▸ **DIRECTIVES**
#1 In the Tribune Chronicle article, condense the paragraph beginning "The Tribune Chronicle is a daily morning newspaper" into a short bulleted list that keeps its main facts.
#2 Substitute "evening" for "morning" in the part of the Tribune Chronicle article that opens with the words containing "The Tribune Chronicle is a" and closes with "the Tribune Chronicle.", and give that part with the change made.
#3 Extend the Tribune Chronicle article past its final sentence.

▸ **DOCUMENT PASSAGE**
The Tribune Chronicle is a daily morning newspaper serving Warren, Ohio and the Mahoning Valley area of the United States.  The newspaper claims to be the second oldest in the U.S. state of Ohio.  The Trib, as the newspaper is nicknamed by readers and in other local media, is owned by Ogden Newspapers Inc. of Wheeling, West Virginia.  The Tribune Chronicle is published by Charles Jarvis, and its editor is Brenda Linert.  In 2008, USA Today reported daily circulation of 35,471 for the Tribune Chronicle.

History
In June 1812, the Trump of Fame commenced publishing as the first newspaper in what had been the Connecticut Western Reserve.  In 1816, this paper became known as the Western Reserve Chronicle, forerunner to the modern Tribune Chronicle. On April 14, 1883, the Chronicle commenced daily publication.  Prior to this, the newspaper had been a weekly, publishing on Tuesdays.

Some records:
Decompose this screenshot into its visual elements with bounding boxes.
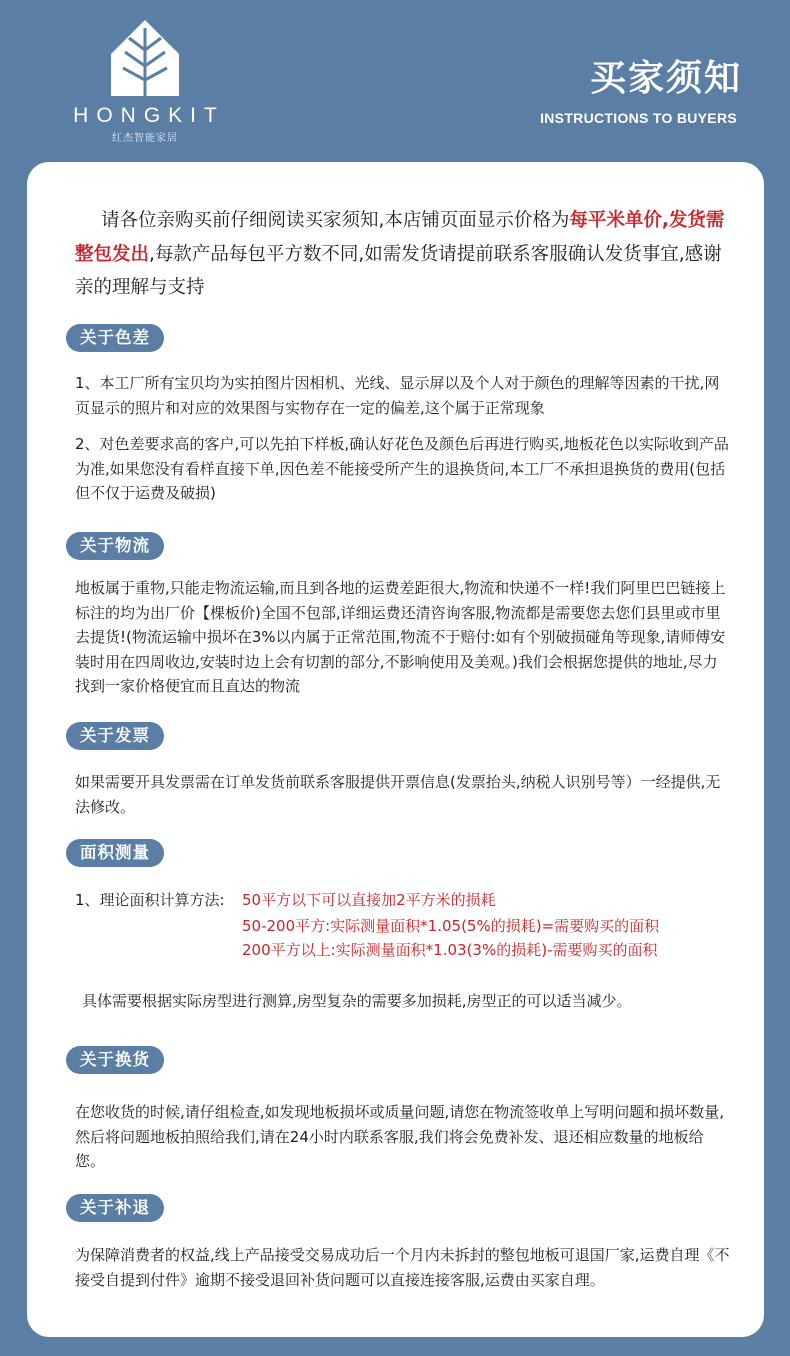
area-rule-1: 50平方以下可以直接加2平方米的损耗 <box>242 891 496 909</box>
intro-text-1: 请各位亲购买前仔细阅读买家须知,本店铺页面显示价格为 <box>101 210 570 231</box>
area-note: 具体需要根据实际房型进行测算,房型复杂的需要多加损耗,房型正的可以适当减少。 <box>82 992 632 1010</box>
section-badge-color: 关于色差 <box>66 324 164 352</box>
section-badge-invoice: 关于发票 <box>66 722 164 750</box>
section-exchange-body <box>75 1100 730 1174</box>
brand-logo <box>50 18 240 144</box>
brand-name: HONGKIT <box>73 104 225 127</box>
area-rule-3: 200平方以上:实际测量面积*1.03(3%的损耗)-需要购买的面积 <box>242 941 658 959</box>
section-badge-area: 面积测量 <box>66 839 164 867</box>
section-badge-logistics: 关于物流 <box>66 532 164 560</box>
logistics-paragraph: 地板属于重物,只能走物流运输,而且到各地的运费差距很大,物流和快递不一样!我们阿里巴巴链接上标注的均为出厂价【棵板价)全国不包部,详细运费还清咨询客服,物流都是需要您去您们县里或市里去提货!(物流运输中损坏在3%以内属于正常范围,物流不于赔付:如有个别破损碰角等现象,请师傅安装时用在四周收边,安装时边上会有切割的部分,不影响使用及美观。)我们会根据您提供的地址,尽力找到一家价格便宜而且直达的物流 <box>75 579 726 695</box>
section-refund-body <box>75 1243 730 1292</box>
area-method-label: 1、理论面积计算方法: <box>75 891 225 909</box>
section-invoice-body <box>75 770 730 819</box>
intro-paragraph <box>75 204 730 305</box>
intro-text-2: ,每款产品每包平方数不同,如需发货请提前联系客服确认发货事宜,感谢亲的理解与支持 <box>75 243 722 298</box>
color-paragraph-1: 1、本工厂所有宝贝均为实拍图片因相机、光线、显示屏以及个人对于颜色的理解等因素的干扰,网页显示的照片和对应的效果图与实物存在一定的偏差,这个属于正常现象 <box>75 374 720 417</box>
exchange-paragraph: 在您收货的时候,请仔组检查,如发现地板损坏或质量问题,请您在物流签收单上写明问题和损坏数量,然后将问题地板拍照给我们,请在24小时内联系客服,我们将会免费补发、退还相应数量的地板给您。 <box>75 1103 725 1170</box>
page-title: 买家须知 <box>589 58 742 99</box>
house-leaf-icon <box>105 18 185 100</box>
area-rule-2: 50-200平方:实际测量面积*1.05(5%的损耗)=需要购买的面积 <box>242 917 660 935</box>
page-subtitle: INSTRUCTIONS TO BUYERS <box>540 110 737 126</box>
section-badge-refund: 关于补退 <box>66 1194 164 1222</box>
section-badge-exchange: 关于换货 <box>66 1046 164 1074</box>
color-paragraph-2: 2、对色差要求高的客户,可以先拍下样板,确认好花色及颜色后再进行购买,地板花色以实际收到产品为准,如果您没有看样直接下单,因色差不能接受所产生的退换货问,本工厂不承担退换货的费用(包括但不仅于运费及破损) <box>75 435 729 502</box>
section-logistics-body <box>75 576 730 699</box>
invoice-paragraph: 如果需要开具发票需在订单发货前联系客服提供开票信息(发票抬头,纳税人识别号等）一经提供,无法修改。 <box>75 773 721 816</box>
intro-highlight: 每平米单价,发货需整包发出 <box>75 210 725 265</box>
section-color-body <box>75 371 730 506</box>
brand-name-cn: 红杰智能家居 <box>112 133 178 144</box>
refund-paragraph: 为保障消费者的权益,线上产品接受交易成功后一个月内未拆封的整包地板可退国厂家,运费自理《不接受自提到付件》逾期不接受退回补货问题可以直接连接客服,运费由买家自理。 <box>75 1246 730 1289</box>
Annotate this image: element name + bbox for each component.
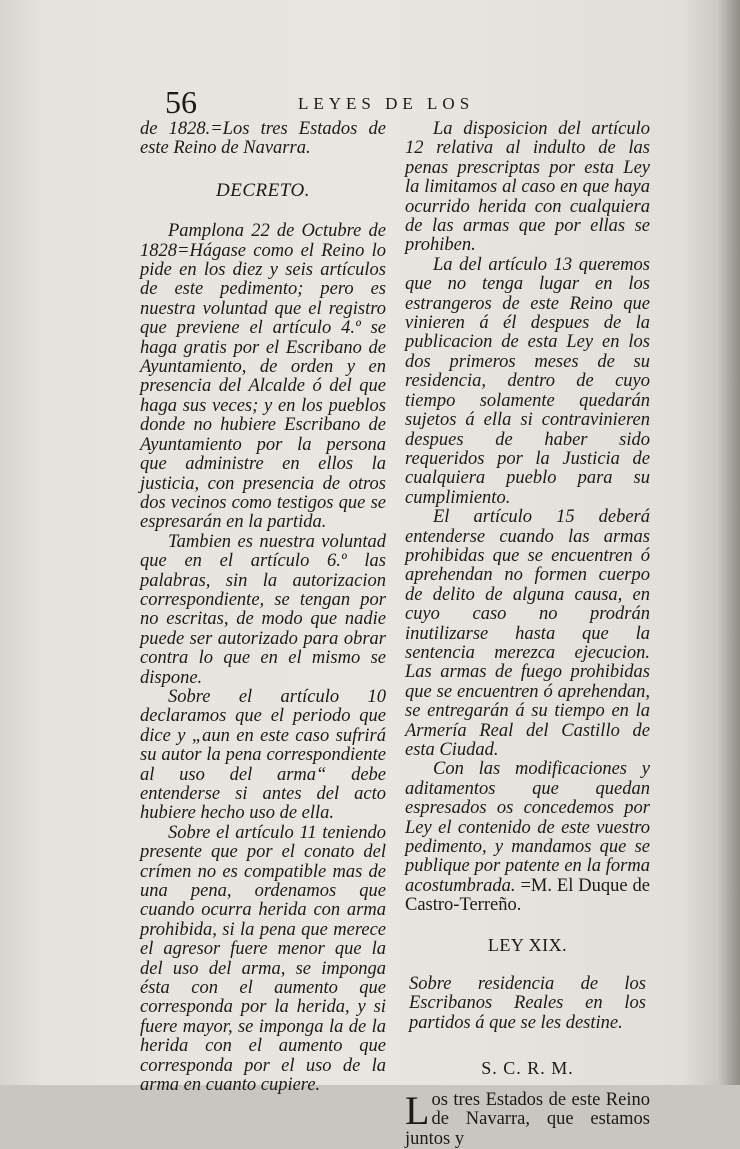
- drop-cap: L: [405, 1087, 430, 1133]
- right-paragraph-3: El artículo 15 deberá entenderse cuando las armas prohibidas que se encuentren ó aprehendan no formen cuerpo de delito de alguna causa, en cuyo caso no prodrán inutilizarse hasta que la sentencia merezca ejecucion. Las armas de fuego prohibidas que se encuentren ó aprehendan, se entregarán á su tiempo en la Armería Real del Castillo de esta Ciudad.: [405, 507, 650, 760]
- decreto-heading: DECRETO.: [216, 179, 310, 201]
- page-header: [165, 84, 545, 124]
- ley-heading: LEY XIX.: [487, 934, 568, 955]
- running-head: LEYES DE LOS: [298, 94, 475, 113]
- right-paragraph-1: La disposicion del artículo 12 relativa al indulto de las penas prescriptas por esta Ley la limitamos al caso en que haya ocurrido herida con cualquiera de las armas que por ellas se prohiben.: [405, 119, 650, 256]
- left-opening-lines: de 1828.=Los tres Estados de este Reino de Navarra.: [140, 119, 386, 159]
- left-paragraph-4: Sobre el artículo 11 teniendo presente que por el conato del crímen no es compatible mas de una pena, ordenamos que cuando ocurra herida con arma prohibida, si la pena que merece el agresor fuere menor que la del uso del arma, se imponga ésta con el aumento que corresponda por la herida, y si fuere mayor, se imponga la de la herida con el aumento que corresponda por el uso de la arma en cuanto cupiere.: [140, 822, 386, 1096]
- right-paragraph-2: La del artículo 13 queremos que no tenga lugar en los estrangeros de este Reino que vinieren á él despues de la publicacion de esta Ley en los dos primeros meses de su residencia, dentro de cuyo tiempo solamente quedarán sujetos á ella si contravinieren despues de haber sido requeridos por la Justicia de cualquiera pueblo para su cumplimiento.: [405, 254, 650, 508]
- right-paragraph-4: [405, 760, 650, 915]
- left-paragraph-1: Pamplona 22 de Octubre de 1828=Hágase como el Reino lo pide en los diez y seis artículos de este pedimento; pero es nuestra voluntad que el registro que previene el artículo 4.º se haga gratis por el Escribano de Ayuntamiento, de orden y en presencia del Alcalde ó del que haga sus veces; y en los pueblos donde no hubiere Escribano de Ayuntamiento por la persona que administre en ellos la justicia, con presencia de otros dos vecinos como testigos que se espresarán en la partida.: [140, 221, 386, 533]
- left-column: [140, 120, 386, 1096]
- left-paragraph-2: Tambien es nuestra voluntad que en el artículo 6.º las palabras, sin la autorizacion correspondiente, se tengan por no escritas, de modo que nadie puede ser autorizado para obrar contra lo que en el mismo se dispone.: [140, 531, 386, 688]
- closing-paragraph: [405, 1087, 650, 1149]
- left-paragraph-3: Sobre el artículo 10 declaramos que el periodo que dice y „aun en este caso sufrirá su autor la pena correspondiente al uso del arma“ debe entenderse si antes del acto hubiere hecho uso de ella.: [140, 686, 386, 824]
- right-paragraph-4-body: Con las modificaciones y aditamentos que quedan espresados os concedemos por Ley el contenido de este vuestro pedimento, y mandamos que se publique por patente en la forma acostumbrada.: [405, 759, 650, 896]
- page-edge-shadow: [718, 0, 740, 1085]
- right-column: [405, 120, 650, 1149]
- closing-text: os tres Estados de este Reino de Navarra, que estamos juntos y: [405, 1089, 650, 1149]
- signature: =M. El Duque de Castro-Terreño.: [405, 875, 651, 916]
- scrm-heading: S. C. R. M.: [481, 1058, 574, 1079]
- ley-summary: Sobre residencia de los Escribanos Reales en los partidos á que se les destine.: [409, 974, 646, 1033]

▸ **RESPONSE LIST**
#1
- Daily morning newspaper serving Warren, Ohio, and the Mahoning Valley
- Claims to be the second oldest newspaper in Ohio
- Nicknamed "The Trib" by readers and other local media
- Owned by Ogden Newspapers Inc. of Wheeling, West Virginia
- Publisher: Charles Jarvis; editor: Brenda Linert
- Daily circulation of 35,471 in 2008, as reported by USA Today

#2
The Tribune Chronicle is a daily evening newspaper serving Warren, Ohio and the Mahoning Valley area of the United States.  The newspaper claims to be the second oldest in the U.S. state of Ohio.  The Trib, as the newspaper is nicknamed by readers and in other local media, is owned by Ogden Newspapers Inc. of Wheeling, West Virginia.  The Tribune Chronicle is published by Charles Jarvis, and its editor is Brenda Linert.  In 2008, USA Today reported daily circulation of 35,471 for the Tribune Chronicle.

#3
The Chronicle merged with The Warren Tribune on April 26, 1924 to become The Warren Tribune Chronicle.  In 1977, the newspaper changed to its present name, and began publishing on Sundays.  On November 2, 1994, the paper's online edition premiered, the first in the Mahoning Valley.  The newspaper also became the first morning newspaper in Trumbull County, on July 6, 1999.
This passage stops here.